**To do:**
Rewrite the rows from the start through the line with "header-meat-label: meat —", swapping "screenshot" for "image" and leaving everything else unchanged.

**Input:**
· · ·
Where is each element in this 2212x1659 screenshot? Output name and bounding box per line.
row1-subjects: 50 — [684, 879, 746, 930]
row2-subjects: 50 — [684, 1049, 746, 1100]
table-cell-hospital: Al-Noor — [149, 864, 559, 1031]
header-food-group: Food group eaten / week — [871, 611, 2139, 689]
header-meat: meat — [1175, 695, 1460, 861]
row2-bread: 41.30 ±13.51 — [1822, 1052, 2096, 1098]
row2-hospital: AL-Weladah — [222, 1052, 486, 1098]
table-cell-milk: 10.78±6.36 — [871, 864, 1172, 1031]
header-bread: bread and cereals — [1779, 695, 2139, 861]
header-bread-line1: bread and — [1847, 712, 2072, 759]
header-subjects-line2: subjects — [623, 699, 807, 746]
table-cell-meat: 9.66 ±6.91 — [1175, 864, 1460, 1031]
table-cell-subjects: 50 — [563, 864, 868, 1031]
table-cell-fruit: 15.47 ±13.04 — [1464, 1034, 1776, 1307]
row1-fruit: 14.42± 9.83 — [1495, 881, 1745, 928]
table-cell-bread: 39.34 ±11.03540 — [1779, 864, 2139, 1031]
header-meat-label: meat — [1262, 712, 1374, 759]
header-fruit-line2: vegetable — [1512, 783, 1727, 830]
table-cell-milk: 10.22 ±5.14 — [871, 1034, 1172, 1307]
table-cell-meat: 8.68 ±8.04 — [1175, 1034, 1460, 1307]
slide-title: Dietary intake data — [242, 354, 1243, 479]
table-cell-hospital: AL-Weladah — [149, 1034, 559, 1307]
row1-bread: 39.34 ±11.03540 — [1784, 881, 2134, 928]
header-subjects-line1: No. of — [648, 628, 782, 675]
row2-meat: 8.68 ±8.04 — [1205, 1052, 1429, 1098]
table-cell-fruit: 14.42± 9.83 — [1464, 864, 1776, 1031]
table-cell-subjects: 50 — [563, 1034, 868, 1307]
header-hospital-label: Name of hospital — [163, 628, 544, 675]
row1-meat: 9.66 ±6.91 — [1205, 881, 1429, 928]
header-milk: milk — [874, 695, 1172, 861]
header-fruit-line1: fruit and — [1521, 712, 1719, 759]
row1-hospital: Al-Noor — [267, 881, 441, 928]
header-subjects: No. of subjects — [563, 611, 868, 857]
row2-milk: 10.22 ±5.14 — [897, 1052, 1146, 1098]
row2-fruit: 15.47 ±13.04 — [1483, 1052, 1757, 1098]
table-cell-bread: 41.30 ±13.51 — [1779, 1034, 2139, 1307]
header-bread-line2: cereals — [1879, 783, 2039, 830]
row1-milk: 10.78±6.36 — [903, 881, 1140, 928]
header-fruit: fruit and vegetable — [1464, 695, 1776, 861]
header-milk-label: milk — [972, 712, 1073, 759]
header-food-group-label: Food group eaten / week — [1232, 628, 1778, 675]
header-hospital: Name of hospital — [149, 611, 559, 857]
· · ·
**Response:**
Where is each element in this 2212x1659 image? Output name and bounding box per line.
row1-subjects: 50 — [684, 879, 746, 930]
row2-subjects: 50 — [684, 1049, 746, 1100]
table-cell-hospital: Al-Noor — [149, 864, 559, 1031]
header-food-group: Food group eaten / week — [871, 611, 2139, 689]
header-meat: meat — [1175, 695, 1460, 861]
row2-bread: 41.30 ±13.51 — [1822, 1052, 2096, 1098]
row2-hospital: AL-Weladah — [222, 1052, 486, 1098]
table-cell-milk: 10.78±6.36 — [871, 864, 1172, 1031]
header-bread: bread and cereals — [1779, 695, 2139, 861]
header-bread-line1: bread and — [1847, 712, 2072, 759]
header-subjects-line2: subjects — [623, 699, 807, 746]
table-cell-meat: 9.66 ±6.91 — [1175, 864, 1460, 1031]
table-cell-subjects: 50 — [563, 864, 868, 1031]
table-cell-fruit: 15.47 ±13.04 — [1464, 1034, 1776, 1307]
row1-fruit: 14.42± 9.83 — [1495, 881, 1745, 928]
table-cell-bread: 39.34 ±11.03540 — [1779, 864, 2139, 1031]
header-meat-label: meat — [1262, 712, 1374, 759]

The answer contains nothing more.